(Saved data entries)
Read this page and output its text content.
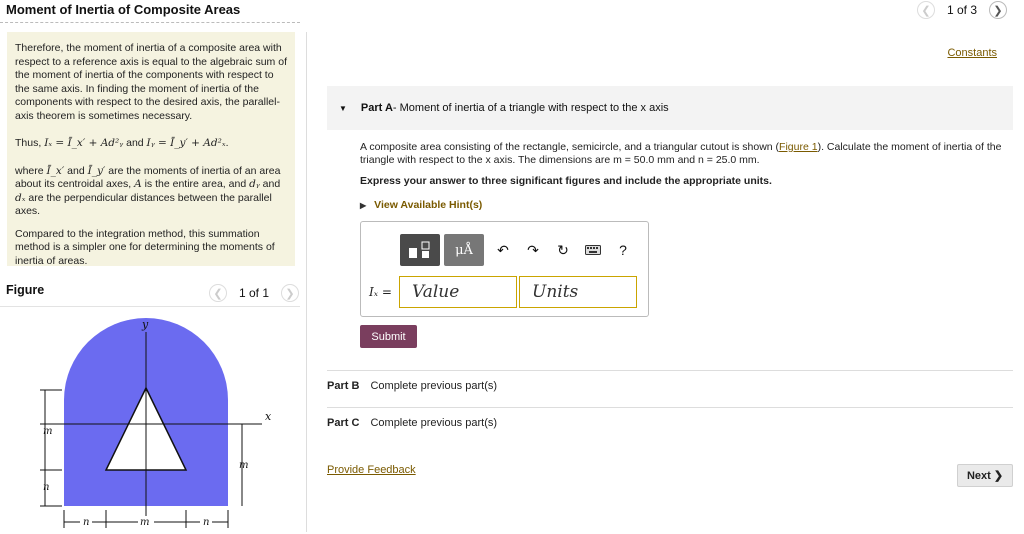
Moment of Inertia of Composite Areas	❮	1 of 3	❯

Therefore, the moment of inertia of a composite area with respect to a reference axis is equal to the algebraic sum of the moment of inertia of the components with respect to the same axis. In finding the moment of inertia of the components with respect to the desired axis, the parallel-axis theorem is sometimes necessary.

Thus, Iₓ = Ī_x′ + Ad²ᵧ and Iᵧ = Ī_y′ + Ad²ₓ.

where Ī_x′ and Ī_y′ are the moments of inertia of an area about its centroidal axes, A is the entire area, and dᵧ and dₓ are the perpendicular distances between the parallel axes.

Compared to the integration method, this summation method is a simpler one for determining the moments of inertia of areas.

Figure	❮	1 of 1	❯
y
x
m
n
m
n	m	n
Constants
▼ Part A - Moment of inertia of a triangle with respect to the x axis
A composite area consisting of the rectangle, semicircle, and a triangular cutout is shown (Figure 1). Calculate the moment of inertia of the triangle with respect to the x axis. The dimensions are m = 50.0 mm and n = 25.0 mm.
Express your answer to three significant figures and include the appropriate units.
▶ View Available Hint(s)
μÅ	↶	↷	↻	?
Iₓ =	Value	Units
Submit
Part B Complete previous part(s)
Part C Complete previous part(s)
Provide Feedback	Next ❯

--

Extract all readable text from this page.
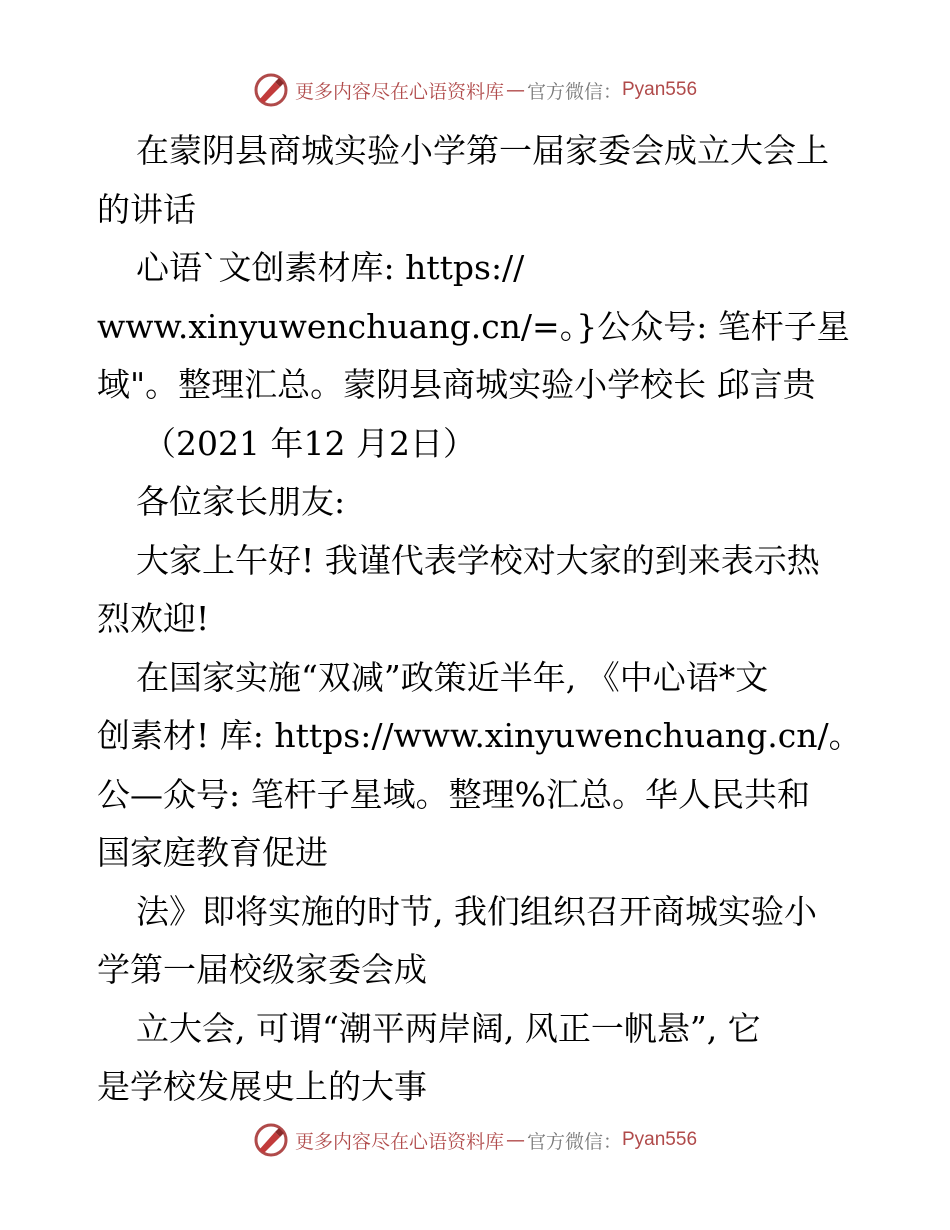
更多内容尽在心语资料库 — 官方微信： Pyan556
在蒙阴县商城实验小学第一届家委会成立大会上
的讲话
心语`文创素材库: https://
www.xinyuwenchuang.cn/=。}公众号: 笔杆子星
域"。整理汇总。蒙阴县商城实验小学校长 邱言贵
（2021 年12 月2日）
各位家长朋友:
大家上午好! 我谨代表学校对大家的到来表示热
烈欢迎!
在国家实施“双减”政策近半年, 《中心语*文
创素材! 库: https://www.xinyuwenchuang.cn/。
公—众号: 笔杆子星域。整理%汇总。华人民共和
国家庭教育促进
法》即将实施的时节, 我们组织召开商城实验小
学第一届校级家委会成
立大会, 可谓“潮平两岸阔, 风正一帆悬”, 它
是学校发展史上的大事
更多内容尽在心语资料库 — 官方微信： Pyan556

### EXERCISE
Report every line containing the word "triangle" from the listing above.

### FULL OUTPUT
▼ Part A - Moment of inertia of a triangle with respect to the x axis
A composite area consisting of the rectangle, semicircle, and a triangular cutout is shown (Figure 1). Calculate the moment of inertia of the triangle with respect to the x axis. The dimensions are m = 50.0 mm and n = 25.0 mm.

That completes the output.